:: SHORT PROBLEM ::
Write out every entry exactly as given, but omit the pictures.

[Saved entries]
■ ■ ■ ■ ■
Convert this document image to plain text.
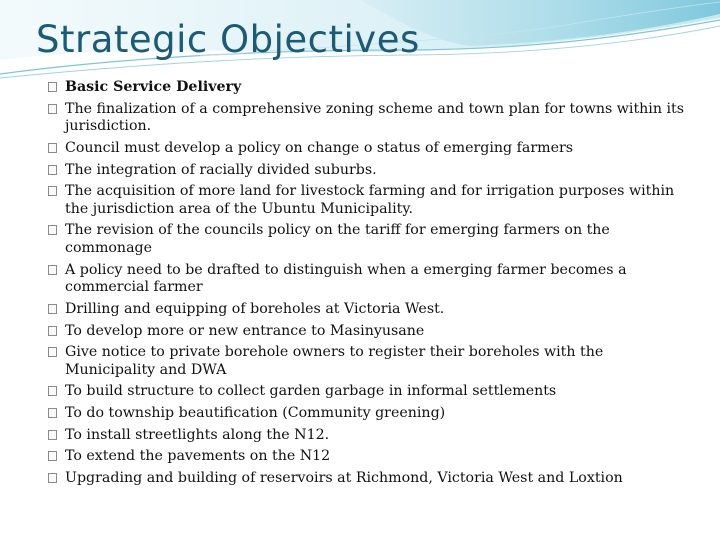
Strategic Objectives
Basic Service Delivery
The finalization of a comprehensive zoning scheme and town plan for towns within its jurisdiction.
Council must develop a policy on change o status of emerging farmers
The integration of racially divided suburbs.
The acquisition of more land for livestock farming and for irrigation purposes within the jurisdiction area of the Ubuntu Municipality.
The revision of the councils policy on the tariff for emerging farmers on the commonage
A policy need to be drafted to distinguish when a emerging farmer becomes a commercial farmer
Drilling and equipping of boreholes at Victoria West.
To develop more or new entrance to Masinyusane
Give notice to private borehole owners to register their boreholes with the Municipality and DWA
To build structure to collect garden garbage in informal settlements
To do township beautification (Community greening)
To install streetlights along the N12.
To extend the pavements on the N12
Upgrading and building of reservoirs at Richmond, Victoria West and Loxtion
■ ■ ■ ■ ■
:: FINAL RESULT ::
Convert this document image to plain text.
Strategic Objectives
Basic Service Delivery
The finalization of a comprehensive zoning scheme and town plan for towns within its jurisdiction.
Council must develop a policy on change o status of emerging farmers
The integration of racially divided suburbs.
The acquisition of more land for livestock farming and for irrigation purposes within the jurisdiction area of the Ubuntu Municipality.
The revision of the councils policy on the tariff for emerging farmers on the commonage
A policy need to be drafted to distinguish when a emerging farmer becomes a commercial farmer
Drilling and equipping of boreholes at Victoria West.
To develop more or new entrance to Masinyusane
Give notice to private borehole owners to register their boreholes with the Municipality and DWA
To build structure to collect garden garbage in informal settlements
To do township beautification (Community greening)
To install streetlights along the N12.
To extend the pavements on the N12
Upgrading and building of reservoirs at Richmond, Victoria West and Loxtion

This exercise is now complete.